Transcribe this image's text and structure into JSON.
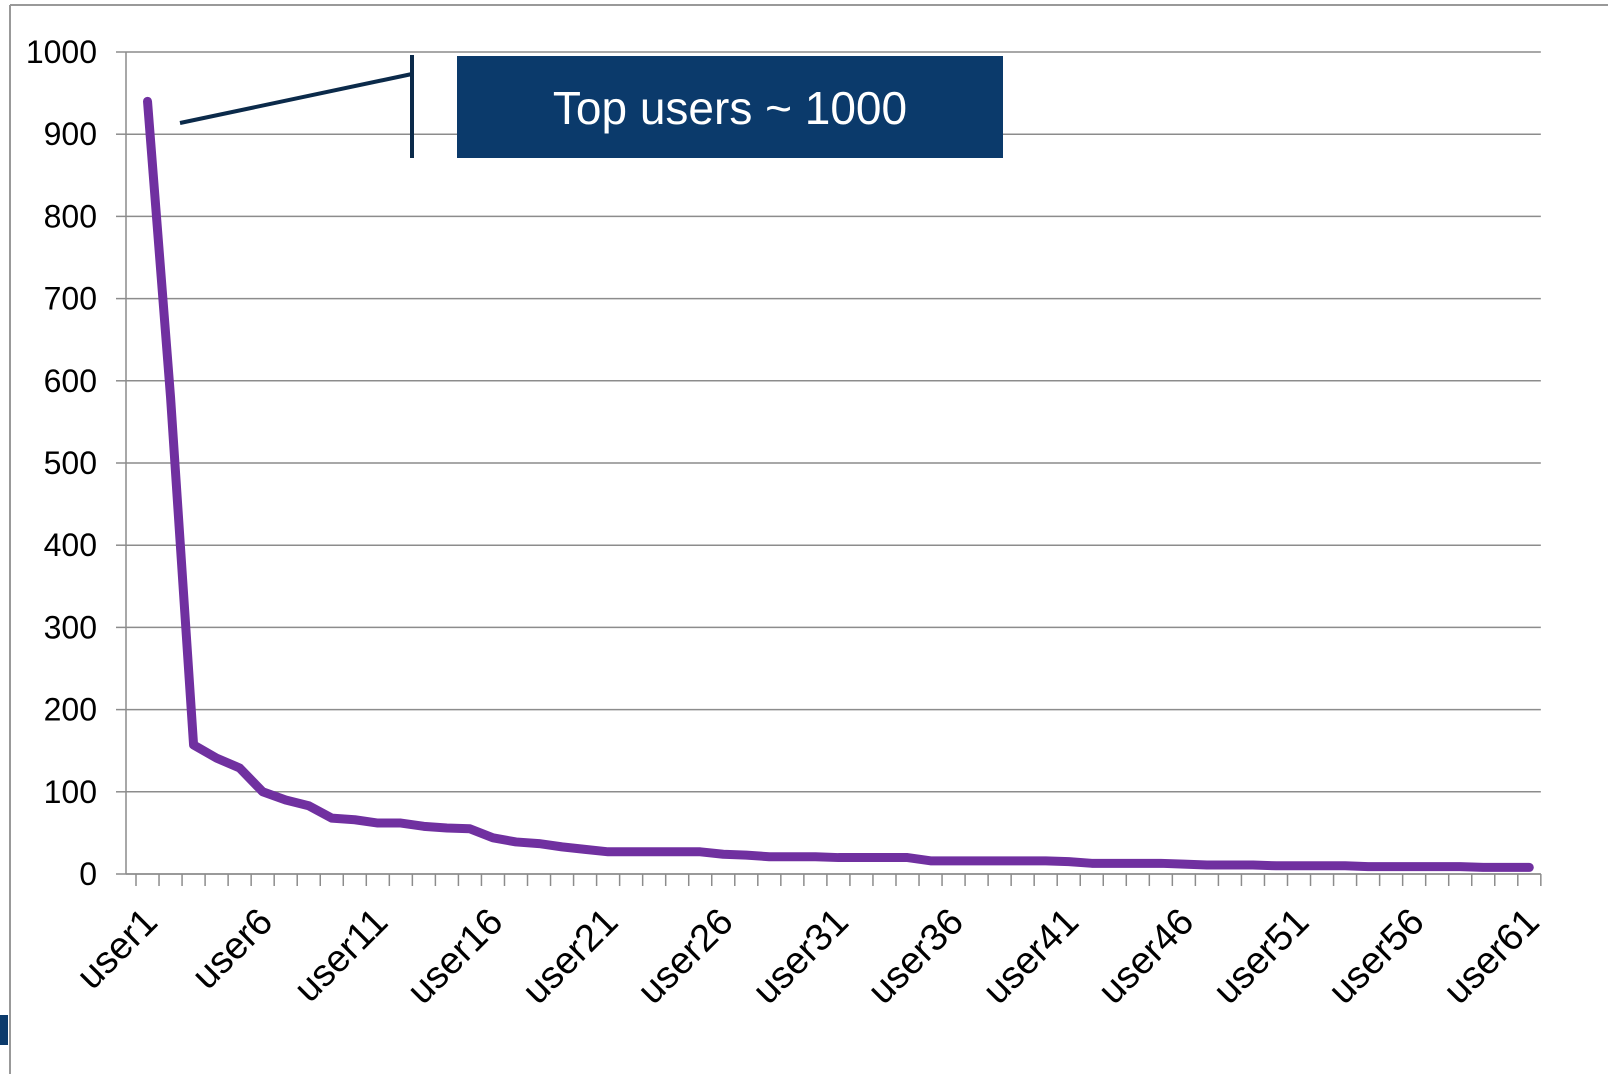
{
  "chart_data": {
    "type": "line",
    "annotation": "Top users ~ 1000",
    "categories": [
      "user1",
      null,
      null,
      null,
      null,
      "user6",
      null,
      null,
      null,
      null,
      "user11",
      null,
      null,
      null,
      null,
      "user16",
      null,
      null,
      null,
      null,
      "user21",
      null,
      null,
      null,
      null,
      "user26",
      null,
      null,
      null,
      null,
      "user31",
      null,
      null,
      null,
      null,
      "user36",
      null,
      null,
      null,
      null,
      "user41",
      null,
      null,
      null,
      null,
      "user46",
      null,
      null,
      null,
      null,
      "user51",
      null,
      null,
      null,
      null,
      "user56",
      null,
      null,
      null,
      null,
      "user61"
    ],
    "series": [
      {
        "color": "#7030a0",
        "values": [
          940,
          580,
          157,
          141,
          129,
          100,
          90,
          83,
          68,
          66,
          62,
          62,
          58,
          56,
          55,
          44,
          39,
          37,
          33,
          30,
          27,
          27,
          27,
          27,
          27,
          24,
          23,
          21,
          21,
          21,
          20,
          20,
          20,
          20,
          16,
          16,
          16,
          16,
          16,
          16,
          15,
          13,
          13,
          13,
          13,
          12,
          11,
          11,
          11,
          10,
          10,
          10,
          10,
          9,
          9,
          9,
          9,
          9,
          8,
          8,
          8
        ]
      }
    ],
    "ylim": [
      0,
      1000
    ],
    "yticks": [
      0,
      100,
      200,
      300,
      400,
      500,
      600,
      700,
      800,
      900,
      1000
    ],
    "grid": true
  }
}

§ **What needs to be done**:
Excluding the pictures, restate the records above word for word.

§ **The response**:
Transcribe this image's text and structure into JSON.
{
  "chart_data": {
    "type": "line",
    "annotation": "Top users ~ 1000",
    "categories": [
      "user1",
      null,
      null,
      null,
      null,
      "user6",
      null,
      null,
      null,
      null,
      "user11",
      null,
      null,
      null,
      null,
      "user16",
      null,
      null,
      null,
      null,
      "user21",
      null,
      null,
      null,
      null,
      "user26",
      null,
      null,
      null,
      null,
      "user31",
      null,
      null,
      null,
      null,
      "user36",
      null,
      null,
      null,
      null,
      "user41",
      null,
      null,
      null,
      null,
      "user46",
      null,
      null,
      null,
      null,
      "user51",
      null,
      null,
      null,
      null,
      "user56",
      null,
      null,
      null,
      null,
      "user61"
    ],
    "series": [
      {
        "color": "#7030a0",
        "values": [
          940,
          580,
          157,
          141,
          129,
          100,
          90,
          83,
          68,
          66,
          62,
          62,
          58,
          56,
          55,
          44,
          39,
          37,
          33,
          30,
          27,
          27,
          27,
          27,
          27,
          24,
          23,
          21,
          21,
          21,
          20,
          20,
          20,
          20,
          16,
          16,
          16,
          16,
          16,
          16,
          15,
          13,
          13,
          13,
          13,
          12,
          11,
          11,
          11,
          10,
          10,
          10,
          10,
          9,
          9,
          9,
          9,
          9,
          8,
          8,
          8
        ]
      }
    ],
    "ylim": [
      0,
      1000
    ],
    "yticks": [
      0,
      100,
      200,
      300,
      400,
      500,
      600,
      700,
      800,
      900,
      1000
    ],
    "grid": true
  }
}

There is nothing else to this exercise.